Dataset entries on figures
## begin

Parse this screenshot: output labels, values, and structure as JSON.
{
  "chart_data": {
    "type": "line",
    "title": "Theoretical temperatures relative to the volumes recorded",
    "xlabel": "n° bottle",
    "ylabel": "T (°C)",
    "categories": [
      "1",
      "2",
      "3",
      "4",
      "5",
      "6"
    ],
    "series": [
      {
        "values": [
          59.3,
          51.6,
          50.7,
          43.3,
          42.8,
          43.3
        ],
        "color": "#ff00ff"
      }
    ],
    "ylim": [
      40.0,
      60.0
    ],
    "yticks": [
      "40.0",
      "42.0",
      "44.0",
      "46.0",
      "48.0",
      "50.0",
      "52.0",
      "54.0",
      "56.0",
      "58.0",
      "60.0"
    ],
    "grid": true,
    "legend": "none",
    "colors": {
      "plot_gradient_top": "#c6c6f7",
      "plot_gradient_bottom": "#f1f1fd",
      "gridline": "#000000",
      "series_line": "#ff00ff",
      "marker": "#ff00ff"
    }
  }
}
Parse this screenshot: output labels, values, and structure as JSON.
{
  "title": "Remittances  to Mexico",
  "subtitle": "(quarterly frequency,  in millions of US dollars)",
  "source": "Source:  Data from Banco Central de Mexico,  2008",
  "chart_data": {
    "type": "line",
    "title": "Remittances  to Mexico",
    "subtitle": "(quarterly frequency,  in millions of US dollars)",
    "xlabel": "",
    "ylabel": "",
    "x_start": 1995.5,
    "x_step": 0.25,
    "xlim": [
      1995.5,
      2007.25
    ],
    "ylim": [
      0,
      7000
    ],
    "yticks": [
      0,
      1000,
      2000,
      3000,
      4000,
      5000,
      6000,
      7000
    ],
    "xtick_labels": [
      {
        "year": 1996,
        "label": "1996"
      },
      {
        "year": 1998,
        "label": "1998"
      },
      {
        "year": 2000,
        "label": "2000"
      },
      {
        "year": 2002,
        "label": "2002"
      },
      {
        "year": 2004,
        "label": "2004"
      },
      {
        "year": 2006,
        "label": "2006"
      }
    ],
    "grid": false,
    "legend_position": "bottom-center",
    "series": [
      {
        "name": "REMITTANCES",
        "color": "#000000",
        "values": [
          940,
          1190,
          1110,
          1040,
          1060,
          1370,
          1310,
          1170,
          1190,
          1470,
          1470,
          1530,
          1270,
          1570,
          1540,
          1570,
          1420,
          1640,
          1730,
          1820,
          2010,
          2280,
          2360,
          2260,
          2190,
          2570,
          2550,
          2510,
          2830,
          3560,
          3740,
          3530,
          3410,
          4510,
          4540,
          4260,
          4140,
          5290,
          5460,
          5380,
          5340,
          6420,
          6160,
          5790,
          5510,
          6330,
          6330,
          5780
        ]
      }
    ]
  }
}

## end

[What you should do] Return each entry from the material above exactly as it appears.

[Exercise output]
Parse this screenshot: output labels, values, and structure as JSON.
{
  "chart_data": {
    "type": "line",
    "title": "Theoretical temperatures relative to the volumes recorded",
    "xlabel": "n° bottle",
    "ylabel": "T (°C)",
    "categories": [
      "1",
      "2",
      "3",
      "4",
      "5",
      "6"
    ],
    "series": [
      {
        "values": [
          59.3,
          51.6,
          50.7,
          43.3,
          42.8,
          43.3
        ],
        "color": "#ff00ff"
      }
    ],
    "ylim": [
      40.0,
      60.0
    ],
    "yticks": [
      "40.0",
      "42.0",
      "44.0",
      "46.0",
      "48.0",
      "50.0",
      "52.0",
      "54.0",
      "56.0",
      "58.0",
      "60.0"
    ],
    "grid": true,
    "legend": "none",
    "colors": {
      "plot_gradient_top": "#c6c6f7",
      "plot_gradient_bottom": "#f1f1fd",
      "gridline": "#000000",
      "series_line": "#ff00ff",
      "marker": "#ff00ff"
    }
  }
}
Parse this screenshot: output labels, values, and structure as JSON.
{
  "title": "Remittances  to Mexico",
  "subtitle": "(quarterly frequency,  in millions of US dollars)",
  "source": "Source:  Data from Banco Central de Mexico,  2008",
  "chart_data": {
    "type": "line",
    "title": "Remittances  to Mexico",
    "subtitle": "(quarterly frequency,  in millions of US dollars)",
    "xlabel": "",
    "ylabel": "",
    "x_start": 1995.5,
    "x_step": 0.25,
    "xlim": [
      1995.5,
      2007.25
    ],
    "ylim": [
      0,
      7000
    ],
    "yticks": [
      0,
      1000,
      2000,
      3000,
      4000,
      5000,
      6000,
      7000
    ],
    "xtick_labels": [
      {
        "year": 1996,
        "label": "1996"
      },
      {
        "year": 1998,
        "label": "1998"
      },
      {
        "year": 2000,
        "label": "2000"
      },
      {
        "year": 2002,
        "label": "2002"
      },
      {
        "year": 2004,
        "label": "2004"
      },
      {
        "year": 2006,
        "label": "2006"
      }
    ],
    "grid": false,
    "legend_position": "bottom-center",
    "series": [
      {
        "name": "REMITTANCES",
        "color": "#000000",
        "values": [
          940,
          1190,
          1110,
          1040,
          1060,
          1370,
          1310,
          1170,
          1190,
          1470,
          1470,
          1530,
          1270,
          1570,
          1540,
          1570,
          1420,
          1640,
          1730,
          1820,
          2010,
          2280,
          2360,
          2260,
          2190,
          2570,
          2550,
          2510,
          2830,
          3560,
          3740,
          3530,
          3410,
          4510,
          4540,
          4260,
          4140,
          5290,
          5460,
          5380,
          5340,
          6420,
          6160,
          5790,
          5510,
          6330,
          6330,
          5780
        ]
      }
    ]
  }
}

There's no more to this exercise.